* [Your task] Check every line below for the word "down" and copy each one that has it.

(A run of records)
:::

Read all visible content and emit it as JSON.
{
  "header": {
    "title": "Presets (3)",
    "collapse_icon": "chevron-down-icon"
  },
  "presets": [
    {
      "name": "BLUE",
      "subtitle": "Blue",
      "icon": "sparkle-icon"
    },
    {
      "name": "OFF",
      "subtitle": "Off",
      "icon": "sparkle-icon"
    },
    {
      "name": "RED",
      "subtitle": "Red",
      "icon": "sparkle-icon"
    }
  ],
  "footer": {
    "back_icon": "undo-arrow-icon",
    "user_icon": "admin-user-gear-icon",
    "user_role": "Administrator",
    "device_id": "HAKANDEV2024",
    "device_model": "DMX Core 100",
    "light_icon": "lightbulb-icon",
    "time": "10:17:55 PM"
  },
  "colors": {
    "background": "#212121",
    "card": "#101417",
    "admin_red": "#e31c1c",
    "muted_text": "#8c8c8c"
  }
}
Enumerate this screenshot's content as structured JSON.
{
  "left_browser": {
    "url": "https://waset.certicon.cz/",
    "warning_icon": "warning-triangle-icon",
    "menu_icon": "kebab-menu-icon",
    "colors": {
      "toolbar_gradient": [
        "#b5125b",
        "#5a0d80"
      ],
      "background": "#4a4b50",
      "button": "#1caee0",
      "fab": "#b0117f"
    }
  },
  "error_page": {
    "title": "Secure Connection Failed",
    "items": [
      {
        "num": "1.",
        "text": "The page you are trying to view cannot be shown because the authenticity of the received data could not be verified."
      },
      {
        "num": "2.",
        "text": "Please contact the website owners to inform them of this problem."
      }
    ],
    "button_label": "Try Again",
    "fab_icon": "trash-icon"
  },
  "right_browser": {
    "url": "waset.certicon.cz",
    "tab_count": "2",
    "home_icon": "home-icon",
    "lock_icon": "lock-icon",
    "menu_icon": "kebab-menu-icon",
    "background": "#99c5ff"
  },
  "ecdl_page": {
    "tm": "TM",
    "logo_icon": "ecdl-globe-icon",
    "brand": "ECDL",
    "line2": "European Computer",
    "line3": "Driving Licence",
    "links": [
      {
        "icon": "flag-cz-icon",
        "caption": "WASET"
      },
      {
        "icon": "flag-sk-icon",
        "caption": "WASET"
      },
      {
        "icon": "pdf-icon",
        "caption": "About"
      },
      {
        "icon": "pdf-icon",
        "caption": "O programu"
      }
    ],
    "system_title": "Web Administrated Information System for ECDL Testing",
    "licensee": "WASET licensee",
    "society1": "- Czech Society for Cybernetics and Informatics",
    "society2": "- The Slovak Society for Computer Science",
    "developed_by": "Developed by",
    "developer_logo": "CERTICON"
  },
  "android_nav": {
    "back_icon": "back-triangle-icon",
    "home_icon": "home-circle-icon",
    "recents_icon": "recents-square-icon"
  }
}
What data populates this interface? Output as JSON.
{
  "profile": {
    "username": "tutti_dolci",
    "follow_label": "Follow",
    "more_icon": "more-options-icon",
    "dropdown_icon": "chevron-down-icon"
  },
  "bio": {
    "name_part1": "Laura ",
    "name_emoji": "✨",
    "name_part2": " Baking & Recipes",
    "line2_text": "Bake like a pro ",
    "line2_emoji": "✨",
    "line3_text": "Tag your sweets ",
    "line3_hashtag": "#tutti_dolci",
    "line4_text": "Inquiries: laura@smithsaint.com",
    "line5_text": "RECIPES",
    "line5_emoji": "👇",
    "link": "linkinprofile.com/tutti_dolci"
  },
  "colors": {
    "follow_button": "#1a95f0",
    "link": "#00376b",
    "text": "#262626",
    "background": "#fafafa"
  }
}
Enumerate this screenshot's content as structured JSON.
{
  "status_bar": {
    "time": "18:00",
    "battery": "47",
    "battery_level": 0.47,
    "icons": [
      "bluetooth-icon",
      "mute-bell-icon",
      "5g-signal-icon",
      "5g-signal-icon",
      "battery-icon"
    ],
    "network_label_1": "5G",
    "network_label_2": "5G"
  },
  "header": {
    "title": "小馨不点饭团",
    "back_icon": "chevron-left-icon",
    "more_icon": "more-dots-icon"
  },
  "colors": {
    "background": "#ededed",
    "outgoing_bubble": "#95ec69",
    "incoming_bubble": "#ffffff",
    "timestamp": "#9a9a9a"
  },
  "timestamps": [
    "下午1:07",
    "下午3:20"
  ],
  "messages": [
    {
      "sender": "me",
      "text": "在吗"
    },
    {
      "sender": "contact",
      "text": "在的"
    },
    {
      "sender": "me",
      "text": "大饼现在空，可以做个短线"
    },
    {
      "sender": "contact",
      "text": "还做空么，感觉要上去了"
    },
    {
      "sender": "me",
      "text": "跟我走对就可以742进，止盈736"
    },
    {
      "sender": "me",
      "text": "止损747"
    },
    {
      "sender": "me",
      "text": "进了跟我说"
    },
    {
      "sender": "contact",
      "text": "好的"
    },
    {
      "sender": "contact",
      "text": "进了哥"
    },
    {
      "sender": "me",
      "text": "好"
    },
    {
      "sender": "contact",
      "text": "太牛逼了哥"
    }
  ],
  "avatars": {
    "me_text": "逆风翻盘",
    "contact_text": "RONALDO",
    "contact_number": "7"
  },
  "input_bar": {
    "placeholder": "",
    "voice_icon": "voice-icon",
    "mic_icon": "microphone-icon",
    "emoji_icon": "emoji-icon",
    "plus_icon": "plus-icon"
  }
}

:::

* [Result of this task]
    "collapse_icon": "chevron-down-icon"
    "dropdown_icon": "chevron-down-icon"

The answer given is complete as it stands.